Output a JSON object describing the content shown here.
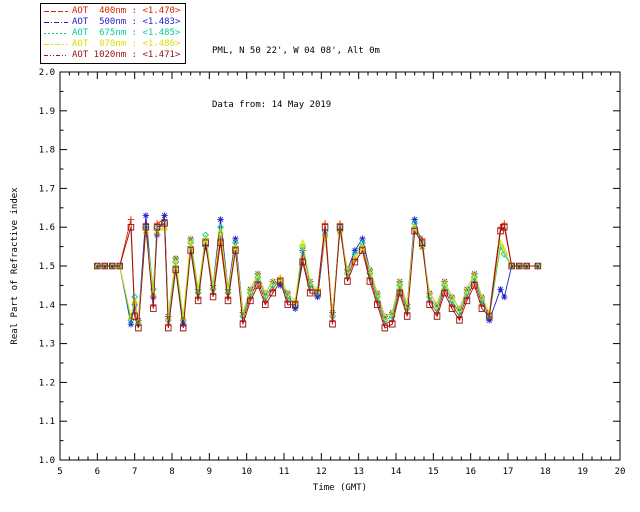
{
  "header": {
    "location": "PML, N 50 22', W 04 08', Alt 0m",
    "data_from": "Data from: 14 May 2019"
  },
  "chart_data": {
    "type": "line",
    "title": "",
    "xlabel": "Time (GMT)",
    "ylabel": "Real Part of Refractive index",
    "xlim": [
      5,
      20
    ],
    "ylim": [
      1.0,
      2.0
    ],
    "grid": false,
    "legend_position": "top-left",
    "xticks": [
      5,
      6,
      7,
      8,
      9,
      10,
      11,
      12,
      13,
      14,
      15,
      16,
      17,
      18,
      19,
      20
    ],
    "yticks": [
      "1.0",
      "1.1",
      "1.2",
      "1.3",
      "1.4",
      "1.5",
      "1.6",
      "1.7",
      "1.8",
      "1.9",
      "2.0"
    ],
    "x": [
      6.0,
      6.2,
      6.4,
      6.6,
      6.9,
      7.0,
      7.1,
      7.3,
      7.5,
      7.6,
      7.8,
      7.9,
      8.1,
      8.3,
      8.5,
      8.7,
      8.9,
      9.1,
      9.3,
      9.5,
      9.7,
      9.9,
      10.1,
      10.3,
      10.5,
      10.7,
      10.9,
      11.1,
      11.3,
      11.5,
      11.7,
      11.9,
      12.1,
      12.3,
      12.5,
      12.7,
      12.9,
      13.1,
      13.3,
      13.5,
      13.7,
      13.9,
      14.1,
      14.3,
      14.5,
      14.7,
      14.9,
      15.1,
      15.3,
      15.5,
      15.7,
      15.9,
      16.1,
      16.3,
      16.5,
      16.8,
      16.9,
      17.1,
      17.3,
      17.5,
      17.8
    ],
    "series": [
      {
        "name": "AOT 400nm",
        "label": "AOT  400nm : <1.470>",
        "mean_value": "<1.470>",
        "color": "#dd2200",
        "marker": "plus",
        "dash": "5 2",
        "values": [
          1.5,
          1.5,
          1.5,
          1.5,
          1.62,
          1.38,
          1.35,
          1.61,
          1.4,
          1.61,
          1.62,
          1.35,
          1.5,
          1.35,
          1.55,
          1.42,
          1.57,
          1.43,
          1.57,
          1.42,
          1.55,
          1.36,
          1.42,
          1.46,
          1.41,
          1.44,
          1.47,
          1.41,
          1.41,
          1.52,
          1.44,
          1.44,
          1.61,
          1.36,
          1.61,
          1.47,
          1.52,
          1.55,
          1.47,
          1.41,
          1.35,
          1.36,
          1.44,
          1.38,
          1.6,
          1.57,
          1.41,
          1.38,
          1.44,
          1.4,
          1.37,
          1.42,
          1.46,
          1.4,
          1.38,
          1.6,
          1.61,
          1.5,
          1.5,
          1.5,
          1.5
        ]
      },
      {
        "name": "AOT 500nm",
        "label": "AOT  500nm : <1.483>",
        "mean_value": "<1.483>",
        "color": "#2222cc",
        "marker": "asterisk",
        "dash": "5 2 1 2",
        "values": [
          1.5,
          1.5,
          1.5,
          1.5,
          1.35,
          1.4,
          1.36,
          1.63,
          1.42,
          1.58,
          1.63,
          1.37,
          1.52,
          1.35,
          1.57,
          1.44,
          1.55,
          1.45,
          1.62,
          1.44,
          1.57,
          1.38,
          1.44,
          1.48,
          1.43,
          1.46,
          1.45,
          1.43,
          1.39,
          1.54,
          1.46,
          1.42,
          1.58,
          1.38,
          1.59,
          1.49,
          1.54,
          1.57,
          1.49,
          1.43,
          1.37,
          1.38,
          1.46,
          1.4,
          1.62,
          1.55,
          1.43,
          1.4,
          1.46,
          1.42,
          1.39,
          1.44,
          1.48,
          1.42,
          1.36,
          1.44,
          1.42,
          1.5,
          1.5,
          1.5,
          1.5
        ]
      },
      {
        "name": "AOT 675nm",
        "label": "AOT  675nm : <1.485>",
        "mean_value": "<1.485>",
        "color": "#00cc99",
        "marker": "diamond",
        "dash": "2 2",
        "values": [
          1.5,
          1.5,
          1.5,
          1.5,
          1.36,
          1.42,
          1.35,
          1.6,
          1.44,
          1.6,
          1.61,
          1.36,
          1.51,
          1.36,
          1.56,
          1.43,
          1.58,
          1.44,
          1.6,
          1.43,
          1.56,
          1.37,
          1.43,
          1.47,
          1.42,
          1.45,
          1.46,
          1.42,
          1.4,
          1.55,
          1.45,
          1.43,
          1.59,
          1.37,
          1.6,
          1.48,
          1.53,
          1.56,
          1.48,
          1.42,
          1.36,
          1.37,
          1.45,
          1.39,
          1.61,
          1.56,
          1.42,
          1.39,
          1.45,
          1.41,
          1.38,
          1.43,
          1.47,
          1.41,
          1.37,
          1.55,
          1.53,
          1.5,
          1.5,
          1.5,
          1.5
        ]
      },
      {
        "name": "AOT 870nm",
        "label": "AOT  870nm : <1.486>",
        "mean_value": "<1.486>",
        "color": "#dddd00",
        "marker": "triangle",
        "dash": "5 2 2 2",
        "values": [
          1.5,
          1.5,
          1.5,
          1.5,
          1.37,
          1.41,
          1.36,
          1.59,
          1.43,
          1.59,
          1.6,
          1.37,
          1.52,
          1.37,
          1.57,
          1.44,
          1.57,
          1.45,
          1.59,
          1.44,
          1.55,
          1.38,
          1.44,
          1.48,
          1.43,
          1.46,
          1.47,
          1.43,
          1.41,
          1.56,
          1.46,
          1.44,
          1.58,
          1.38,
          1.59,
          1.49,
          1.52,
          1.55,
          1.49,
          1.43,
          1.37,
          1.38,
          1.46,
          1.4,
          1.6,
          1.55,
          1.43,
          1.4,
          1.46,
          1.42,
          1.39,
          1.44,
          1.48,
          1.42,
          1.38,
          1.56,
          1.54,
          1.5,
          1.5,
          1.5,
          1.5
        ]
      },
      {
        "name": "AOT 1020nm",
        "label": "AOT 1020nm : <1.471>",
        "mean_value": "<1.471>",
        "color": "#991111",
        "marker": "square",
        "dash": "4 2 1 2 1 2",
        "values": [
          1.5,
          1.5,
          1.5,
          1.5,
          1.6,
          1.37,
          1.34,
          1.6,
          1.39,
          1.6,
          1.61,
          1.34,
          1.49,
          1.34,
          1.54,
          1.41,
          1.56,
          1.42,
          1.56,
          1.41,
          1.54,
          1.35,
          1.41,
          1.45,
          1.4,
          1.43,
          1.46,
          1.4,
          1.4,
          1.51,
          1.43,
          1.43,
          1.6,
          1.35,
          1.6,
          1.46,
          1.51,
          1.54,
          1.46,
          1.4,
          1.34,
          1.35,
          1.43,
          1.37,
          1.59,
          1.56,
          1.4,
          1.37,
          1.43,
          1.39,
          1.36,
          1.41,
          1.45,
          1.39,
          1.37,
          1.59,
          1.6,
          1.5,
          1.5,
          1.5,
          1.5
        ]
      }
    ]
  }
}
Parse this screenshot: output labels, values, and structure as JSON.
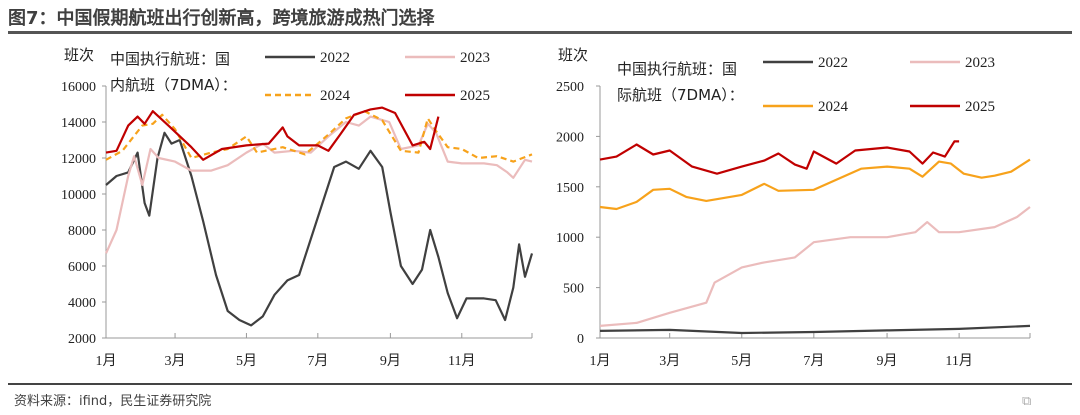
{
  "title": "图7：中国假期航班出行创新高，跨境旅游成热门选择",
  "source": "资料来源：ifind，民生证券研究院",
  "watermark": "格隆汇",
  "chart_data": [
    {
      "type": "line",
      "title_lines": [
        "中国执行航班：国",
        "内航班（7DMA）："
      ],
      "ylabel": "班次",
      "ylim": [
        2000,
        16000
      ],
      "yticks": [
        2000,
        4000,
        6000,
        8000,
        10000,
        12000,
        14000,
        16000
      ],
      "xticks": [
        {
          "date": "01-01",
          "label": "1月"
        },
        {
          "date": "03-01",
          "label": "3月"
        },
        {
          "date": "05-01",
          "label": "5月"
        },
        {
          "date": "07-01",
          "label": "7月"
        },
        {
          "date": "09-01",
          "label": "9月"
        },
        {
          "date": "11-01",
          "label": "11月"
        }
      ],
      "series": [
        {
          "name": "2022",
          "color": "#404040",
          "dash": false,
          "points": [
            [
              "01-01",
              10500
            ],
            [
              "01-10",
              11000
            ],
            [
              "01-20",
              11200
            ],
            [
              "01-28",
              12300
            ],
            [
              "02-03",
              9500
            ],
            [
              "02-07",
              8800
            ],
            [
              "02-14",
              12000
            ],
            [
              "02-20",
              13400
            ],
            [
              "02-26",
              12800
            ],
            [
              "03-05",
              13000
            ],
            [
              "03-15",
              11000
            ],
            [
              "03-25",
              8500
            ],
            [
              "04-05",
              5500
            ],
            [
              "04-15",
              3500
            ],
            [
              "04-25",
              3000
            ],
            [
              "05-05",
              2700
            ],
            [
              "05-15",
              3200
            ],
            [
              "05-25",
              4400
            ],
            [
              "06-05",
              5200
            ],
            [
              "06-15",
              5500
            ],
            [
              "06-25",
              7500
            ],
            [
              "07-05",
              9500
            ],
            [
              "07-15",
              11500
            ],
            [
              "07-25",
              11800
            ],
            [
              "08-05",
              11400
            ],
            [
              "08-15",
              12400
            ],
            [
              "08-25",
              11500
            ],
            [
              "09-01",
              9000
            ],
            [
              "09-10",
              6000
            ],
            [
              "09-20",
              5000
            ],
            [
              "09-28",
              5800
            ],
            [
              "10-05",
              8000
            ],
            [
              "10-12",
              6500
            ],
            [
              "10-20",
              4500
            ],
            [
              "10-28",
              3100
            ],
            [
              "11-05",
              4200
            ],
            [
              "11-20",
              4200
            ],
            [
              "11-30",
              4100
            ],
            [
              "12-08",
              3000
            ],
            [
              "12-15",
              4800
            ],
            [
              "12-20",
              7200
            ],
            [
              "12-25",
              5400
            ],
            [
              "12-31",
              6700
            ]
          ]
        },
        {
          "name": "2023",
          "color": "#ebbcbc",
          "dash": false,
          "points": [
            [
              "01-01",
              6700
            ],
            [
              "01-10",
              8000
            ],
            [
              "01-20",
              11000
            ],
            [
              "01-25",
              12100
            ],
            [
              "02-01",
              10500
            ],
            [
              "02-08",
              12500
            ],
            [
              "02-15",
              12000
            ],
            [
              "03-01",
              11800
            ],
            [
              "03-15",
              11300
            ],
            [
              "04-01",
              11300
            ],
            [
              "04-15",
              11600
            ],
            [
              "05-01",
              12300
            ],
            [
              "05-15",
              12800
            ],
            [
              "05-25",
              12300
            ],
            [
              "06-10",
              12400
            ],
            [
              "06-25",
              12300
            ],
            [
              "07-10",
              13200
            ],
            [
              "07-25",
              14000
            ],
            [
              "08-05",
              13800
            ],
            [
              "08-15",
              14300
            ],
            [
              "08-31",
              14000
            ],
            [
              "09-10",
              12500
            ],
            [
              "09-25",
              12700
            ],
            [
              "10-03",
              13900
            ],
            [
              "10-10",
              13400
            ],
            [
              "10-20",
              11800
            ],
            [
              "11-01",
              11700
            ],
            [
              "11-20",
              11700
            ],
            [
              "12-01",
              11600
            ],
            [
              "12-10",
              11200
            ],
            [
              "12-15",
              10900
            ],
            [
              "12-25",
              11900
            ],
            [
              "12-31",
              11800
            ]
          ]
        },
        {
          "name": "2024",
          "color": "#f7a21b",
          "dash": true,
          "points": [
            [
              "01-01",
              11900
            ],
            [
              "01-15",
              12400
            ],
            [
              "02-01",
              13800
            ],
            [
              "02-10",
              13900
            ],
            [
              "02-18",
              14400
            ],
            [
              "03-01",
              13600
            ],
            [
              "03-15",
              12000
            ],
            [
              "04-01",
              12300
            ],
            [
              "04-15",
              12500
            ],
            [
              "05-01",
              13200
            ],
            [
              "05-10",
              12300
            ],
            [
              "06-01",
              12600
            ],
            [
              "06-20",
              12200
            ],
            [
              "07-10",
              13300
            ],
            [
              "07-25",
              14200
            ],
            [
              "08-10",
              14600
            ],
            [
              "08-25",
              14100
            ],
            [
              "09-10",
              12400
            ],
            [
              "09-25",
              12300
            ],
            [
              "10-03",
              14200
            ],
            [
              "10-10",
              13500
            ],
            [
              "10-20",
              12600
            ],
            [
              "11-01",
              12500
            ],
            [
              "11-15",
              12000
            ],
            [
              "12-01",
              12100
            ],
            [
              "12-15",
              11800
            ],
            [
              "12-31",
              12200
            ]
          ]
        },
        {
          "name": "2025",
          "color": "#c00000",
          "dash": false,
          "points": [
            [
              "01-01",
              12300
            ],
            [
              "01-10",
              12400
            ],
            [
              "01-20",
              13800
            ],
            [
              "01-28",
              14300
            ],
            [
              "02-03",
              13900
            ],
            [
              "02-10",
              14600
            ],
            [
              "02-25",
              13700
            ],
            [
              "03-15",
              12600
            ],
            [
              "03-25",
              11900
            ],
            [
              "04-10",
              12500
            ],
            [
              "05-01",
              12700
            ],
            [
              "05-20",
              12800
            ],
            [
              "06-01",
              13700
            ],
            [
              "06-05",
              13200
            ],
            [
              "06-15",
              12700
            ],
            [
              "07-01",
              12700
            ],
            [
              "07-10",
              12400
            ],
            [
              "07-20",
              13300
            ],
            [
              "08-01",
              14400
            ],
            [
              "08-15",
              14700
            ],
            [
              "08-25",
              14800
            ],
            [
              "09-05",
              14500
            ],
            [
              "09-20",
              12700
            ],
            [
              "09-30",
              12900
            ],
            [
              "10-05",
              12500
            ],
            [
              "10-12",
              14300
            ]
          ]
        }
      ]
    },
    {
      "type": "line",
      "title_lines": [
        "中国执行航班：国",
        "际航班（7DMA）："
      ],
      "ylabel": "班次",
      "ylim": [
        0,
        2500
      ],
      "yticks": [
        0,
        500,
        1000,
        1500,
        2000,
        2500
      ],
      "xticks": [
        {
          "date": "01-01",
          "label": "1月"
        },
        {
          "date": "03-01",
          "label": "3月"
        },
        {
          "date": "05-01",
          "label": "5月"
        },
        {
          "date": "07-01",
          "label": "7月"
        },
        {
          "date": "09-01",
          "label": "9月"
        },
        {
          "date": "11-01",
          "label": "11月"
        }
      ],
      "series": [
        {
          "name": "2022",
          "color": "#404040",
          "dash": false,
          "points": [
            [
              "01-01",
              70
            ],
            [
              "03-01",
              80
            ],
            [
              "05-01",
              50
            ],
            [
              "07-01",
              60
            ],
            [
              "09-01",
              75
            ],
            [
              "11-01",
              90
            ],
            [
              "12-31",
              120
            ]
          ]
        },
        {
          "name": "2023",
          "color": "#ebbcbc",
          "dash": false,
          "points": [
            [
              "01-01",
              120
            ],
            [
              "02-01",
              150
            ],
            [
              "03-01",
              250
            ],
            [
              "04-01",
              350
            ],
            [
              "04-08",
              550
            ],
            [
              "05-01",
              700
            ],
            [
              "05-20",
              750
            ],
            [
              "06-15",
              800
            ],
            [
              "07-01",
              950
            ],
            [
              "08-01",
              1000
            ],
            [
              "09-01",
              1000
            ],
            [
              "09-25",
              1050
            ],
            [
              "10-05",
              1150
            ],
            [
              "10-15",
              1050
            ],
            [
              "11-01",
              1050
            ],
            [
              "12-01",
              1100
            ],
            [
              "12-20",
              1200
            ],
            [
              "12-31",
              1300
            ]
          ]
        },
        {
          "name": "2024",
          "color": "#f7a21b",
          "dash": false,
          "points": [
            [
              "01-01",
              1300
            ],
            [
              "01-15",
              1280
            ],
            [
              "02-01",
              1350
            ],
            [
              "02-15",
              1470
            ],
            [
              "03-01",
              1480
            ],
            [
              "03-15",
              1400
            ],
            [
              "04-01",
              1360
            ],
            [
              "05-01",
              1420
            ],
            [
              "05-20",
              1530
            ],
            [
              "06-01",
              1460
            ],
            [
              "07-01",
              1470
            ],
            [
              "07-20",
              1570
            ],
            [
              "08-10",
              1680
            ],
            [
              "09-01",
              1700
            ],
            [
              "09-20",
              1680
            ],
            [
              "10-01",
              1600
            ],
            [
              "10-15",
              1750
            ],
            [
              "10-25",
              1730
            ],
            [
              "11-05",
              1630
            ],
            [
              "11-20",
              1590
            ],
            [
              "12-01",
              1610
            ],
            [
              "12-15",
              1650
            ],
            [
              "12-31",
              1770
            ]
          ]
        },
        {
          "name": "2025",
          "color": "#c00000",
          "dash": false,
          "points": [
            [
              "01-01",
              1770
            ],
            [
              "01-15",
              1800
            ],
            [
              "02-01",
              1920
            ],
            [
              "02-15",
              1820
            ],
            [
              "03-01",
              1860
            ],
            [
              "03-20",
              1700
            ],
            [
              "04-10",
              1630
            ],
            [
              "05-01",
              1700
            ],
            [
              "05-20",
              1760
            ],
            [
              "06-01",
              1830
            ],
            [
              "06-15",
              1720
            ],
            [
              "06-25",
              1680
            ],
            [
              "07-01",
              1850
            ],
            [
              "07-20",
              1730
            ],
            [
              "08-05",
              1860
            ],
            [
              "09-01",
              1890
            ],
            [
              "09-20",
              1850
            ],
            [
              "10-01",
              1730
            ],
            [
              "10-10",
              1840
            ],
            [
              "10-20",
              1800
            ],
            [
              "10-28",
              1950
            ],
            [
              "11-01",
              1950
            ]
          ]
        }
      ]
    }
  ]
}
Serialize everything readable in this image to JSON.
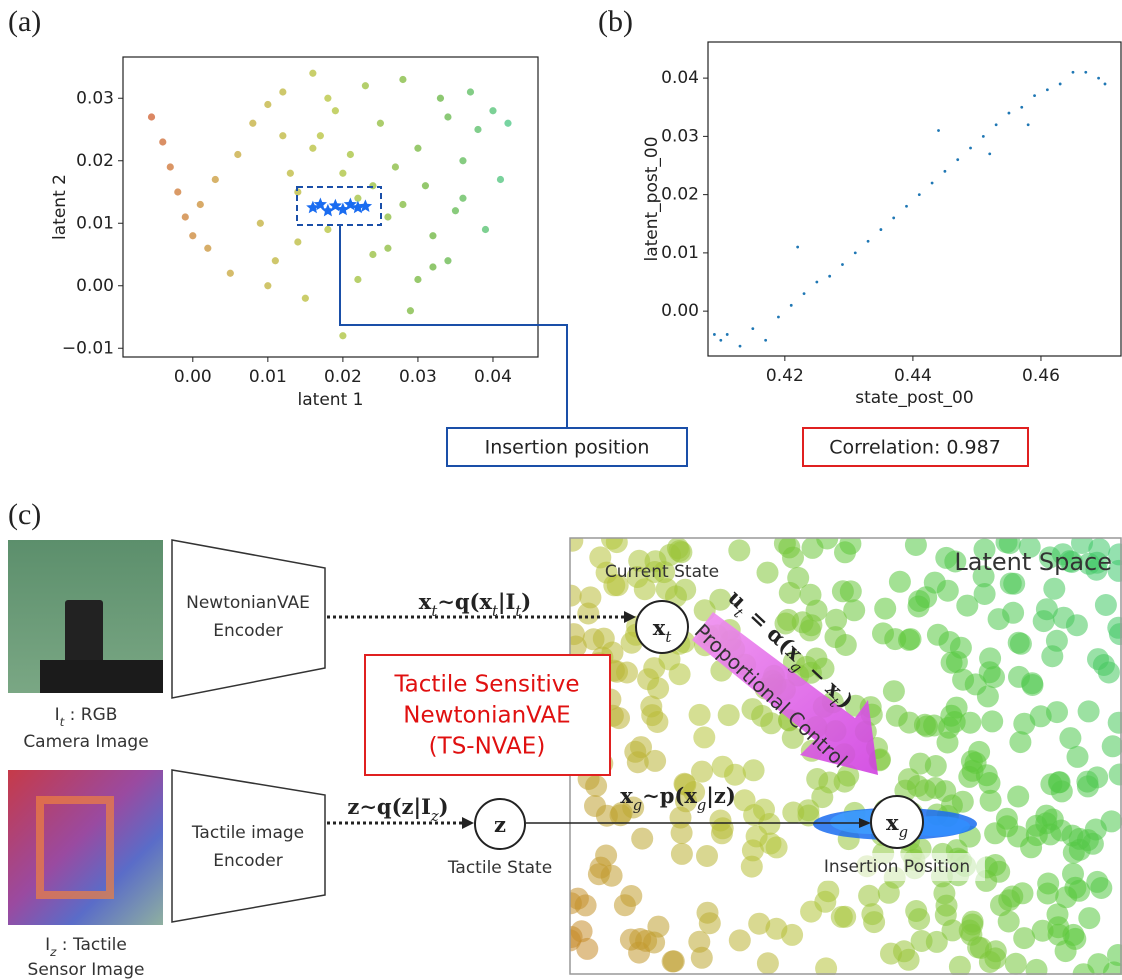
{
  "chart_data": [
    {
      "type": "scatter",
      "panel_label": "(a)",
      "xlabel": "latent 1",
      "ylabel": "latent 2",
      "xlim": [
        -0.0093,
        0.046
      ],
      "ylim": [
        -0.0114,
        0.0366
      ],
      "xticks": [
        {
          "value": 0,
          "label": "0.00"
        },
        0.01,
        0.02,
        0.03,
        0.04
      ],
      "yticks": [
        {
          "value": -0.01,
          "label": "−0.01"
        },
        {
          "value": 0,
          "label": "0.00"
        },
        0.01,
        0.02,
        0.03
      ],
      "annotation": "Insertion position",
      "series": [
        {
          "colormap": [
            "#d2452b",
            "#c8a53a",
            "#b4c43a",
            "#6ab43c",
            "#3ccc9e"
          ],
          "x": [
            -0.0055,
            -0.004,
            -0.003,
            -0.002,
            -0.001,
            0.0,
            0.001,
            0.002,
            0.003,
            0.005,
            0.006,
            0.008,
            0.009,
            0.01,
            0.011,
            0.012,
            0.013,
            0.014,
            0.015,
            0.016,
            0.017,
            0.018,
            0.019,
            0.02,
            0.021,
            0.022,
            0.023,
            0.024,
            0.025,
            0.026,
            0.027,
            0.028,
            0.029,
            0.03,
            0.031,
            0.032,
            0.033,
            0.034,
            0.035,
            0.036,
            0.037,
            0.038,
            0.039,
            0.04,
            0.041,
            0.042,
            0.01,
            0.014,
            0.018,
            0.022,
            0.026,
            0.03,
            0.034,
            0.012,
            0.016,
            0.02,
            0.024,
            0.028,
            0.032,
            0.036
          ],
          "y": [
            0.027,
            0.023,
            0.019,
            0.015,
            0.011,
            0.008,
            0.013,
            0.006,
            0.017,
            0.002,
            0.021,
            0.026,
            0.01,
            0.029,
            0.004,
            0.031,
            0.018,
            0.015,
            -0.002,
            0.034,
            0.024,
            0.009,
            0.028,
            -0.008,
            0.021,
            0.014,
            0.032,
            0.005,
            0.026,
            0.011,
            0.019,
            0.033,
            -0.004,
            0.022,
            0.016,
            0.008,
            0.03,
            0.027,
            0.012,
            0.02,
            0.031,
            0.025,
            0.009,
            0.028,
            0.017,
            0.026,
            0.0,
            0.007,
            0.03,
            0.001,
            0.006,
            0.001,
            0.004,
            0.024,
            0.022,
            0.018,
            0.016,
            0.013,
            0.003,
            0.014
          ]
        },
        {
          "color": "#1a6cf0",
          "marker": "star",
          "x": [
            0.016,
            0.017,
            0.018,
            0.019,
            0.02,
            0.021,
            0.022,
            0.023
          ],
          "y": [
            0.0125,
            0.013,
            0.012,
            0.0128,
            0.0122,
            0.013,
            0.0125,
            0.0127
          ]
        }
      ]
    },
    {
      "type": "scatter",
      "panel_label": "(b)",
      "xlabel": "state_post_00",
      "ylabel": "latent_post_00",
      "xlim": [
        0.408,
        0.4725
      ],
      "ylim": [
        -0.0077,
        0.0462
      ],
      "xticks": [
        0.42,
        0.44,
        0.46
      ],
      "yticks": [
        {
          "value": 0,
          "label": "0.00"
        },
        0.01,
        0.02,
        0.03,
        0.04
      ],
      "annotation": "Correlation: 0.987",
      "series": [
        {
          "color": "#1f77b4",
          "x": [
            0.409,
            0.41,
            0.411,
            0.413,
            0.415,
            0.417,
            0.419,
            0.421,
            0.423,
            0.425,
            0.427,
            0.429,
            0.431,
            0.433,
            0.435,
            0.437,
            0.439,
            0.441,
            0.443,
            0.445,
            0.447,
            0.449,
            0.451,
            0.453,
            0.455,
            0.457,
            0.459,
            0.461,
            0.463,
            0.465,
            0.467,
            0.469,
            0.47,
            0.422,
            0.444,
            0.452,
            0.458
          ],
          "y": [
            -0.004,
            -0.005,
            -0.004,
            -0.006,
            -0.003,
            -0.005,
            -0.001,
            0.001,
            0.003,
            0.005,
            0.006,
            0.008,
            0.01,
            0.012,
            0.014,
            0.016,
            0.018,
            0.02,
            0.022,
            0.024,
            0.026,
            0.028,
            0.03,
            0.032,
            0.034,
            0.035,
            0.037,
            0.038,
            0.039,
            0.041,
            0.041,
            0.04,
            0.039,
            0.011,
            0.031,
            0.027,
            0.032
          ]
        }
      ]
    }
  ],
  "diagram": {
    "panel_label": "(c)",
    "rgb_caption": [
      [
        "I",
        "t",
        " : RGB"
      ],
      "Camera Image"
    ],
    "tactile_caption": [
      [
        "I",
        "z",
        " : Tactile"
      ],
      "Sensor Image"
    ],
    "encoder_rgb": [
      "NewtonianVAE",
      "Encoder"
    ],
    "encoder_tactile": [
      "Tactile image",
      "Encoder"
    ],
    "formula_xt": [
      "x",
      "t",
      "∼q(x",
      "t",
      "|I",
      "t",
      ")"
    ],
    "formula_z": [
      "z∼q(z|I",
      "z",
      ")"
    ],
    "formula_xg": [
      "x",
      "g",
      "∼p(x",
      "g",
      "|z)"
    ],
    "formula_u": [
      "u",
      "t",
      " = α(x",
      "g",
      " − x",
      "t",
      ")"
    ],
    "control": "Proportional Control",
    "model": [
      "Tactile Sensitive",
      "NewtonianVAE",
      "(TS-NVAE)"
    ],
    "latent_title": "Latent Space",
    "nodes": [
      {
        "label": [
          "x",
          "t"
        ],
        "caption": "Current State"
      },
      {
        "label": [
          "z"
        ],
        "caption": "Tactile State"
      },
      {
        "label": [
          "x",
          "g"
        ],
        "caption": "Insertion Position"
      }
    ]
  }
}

== == ==

* _SHORT TASK_
List the lines that contain the word "ylabel".

* _COMPLETED TASK_
    "ylabel": "Real Part of Refractive index",
      "ylabel": "班次",
      "ylabel": "班次",
      "ylabel": "latent 2",
      "ylabel": "latent_post_00",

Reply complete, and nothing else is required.